### Task description:
Retype all of the data exactly as given.

━━━ Task input

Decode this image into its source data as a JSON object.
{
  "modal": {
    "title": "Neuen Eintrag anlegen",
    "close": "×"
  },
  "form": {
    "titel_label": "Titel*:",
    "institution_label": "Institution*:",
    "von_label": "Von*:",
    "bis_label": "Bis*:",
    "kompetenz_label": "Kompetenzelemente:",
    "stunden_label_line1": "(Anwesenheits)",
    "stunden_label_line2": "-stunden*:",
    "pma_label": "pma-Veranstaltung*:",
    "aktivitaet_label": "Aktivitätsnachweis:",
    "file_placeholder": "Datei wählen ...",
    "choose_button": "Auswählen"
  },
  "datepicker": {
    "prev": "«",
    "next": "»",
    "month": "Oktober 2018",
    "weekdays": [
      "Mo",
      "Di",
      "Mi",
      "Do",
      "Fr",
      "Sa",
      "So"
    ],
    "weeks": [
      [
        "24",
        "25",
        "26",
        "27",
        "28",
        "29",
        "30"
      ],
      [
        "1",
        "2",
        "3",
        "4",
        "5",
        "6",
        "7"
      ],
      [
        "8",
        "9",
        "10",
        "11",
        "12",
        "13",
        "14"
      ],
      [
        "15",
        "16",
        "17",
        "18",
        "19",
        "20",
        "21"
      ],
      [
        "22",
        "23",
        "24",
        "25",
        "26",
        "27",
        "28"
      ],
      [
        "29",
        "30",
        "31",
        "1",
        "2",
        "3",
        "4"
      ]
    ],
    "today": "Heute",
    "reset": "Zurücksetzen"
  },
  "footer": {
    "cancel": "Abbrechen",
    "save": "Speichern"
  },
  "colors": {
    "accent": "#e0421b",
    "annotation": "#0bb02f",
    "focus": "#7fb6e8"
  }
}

━━━━━━

### Complete output:
Decode this image into its source data as a JSON object.
{
  "modal": {
    "title": "Neuen Eintrag anlegen",
    "close": "×"
  },
  "form": {
    "titel_label": "Titel*:",
    "institution_label": "Institution*:",
    "von_label": "Von*:",
    "bis_label": "Bis*:",
    "kompetenz_label": "Kompetenzelemente:",
    "stunden_label_line1": "(Anwesenheits)",
    "stunden_label_line2": "-stunden*:",
    "pma_label": "pma-Veranstaltung*:",
    "aktivitaet_label": "Aktivitätsnachweis:",
    "file_placeholder": "Datei wählen ...",
    "choose_button": "Auswählen"
  },
  "datepicker": {
    "prev": "«",
    "next": "»",
    "month": "Oktober 2018",
    "weekdays": [
      "Mo",
      "Di",
      "Mi",
      "Do",
      "Fr",
      "Sa",
      "So"
    ],
    "weeks": [
      [
        "24",
        "25",
        "26",
        "27",
        "28",
        "29",
        "30"
      ],
      [
        "1",
        "2",
        "3",
        "4",
        "5",
        "6",
        "7"
      ],
      [
        "8",
        "9",
        "10",
        "11",
        "12",
        "13",
        "14"
      ],
      [
        "15",
        "16",
        "17",
        "18",
        "19",
        "20",
        "21"
      ],
      [
        "22",
        "23",
        "24",
        "25",
        "26",
        "27",
        "28"
      ],
      [
        "29",
        "30",
        "31",
        "1",
        "2",
        "3",
        "4"
      ]
    ],
    "today": "Heute",
    "reset": "Zurücksetzen"
  },
  "footer": {
    "cancel": "Abbrechen",
    "save": "Speichern"
  },
  "colors": {
    "accent": "#e0421b",
    "annotation": "#0bb02f",
    "focus": "#7fb6e8"
  }
}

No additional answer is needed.